Text shown:
Re: [PATCH v4 2/3] sched/fair: Take thermal pressure into account while estimating energy

From: Lukasz Luba
Date: Tue Jun 15 2021 - 12:09:43 EST




On 6/15/21 4:31 PM, Dietmar Eggemann wrote:
On 14/06/2021 21:11, Lukasz Luba wrote:
Energy Aware Scheduling (EAS) needs to be able to predict the frequency
requests made by the SchedUtil governor to properly estimate energy used
in the future. It has to take into account CPUs utilization and forecast
Performance Domain (PD) frequency. There is a corner case when the max
allowed frequency might be reduced due to thermal. SchedUtil is aware of
that reduced frequency, so it should be taken into account also in EAS
estimations.

It's important to highlight that this will only fix this issue between
schedutil and EAS when it's due to `thermal pressure` (today only via
CPU cooling). There are other places which could restrict policy->max
via freq_qos_update_request() and EAS will be unaware of it.

True, but for this I have some other plans.


SchedUtil, as a CPUFreq governor, knows the maximum allowed frequency of
a CPU, thanks to cpufreq_driver_resolve_freq() and internal clamping
to 'policy::max'. SchedUtil is responsible to respect that upper limit
while setting the frequency through CPUFreq drivers. This effective
frequency is stored internally in 'sugov_policy::next_freq' and EAS has
to predict that value.

In the existing code the raw value of arch_scale_cpu_capacity() is used
for clamping the returned CPU utilization from effective_cpu_util().
This patch fixes issue with too big single CPU utilization, by introducing
clamping to the allowed CPU capacity. The allowed CPU capacity is a CPU
capacity reduced by thermal pressure raw value.

Thanks to knowledge about allowed CPU capacity, we don't get too big value
for a single CPU utilization, which is then added to the util sum. The
util sum is used as a source of information for estimating whole PD energy.
To avoid wrong energy estimation in EAS (due to capped frequency), make
sure that the calculation of util sum is aware of allowed CPU capacity.

This thermal pressure might be visible in scenarios where the CPUs are not
heavily loaded, but some other component (like GPU) drastically reduced
available power budget and increased the SoC temperature. Thus, we still
use EAS for task placement and CPUs are not over-utilized.

Document layout detection records
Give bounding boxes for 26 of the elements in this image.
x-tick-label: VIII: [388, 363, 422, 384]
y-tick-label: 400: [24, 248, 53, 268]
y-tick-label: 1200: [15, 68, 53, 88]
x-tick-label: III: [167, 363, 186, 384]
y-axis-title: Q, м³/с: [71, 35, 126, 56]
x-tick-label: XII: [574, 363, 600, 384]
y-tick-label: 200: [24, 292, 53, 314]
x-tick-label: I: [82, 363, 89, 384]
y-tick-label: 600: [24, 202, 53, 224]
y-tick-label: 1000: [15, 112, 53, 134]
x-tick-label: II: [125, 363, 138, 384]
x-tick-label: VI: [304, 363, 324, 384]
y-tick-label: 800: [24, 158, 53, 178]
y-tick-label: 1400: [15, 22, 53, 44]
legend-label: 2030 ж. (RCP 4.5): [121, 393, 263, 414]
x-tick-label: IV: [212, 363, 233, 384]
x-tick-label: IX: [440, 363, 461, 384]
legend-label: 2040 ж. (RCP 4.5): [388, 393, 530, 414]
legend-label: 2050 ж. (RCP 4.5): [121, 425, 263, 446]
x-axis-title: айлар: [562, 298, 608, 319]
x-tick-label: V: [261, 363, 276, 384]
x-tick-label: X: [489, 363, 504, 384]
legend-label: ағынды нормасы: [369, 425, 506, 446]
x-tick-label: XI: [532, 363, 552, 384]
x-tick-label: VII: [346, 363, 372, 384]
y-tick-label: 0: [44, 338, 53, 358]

Exercise set:
1. In the email, where does SchedUtil store the effective frequency internally?
2. Copy out the email's passage from "This thermal pressure" up to and including "are not over-utilized.".
The items are separate material with no connection to the email.

Completed exercise:
1. In 'sugov_policy::next_freq'.

2.
This thermal pressure might be visible in scenarios where the CPUs are not
heavily loaded, but some other component (like GPU) drastically reduced
available power budget and increased the SoC temperature. Thus, we still
use EAS for task placement and CPUs are not over-utilized.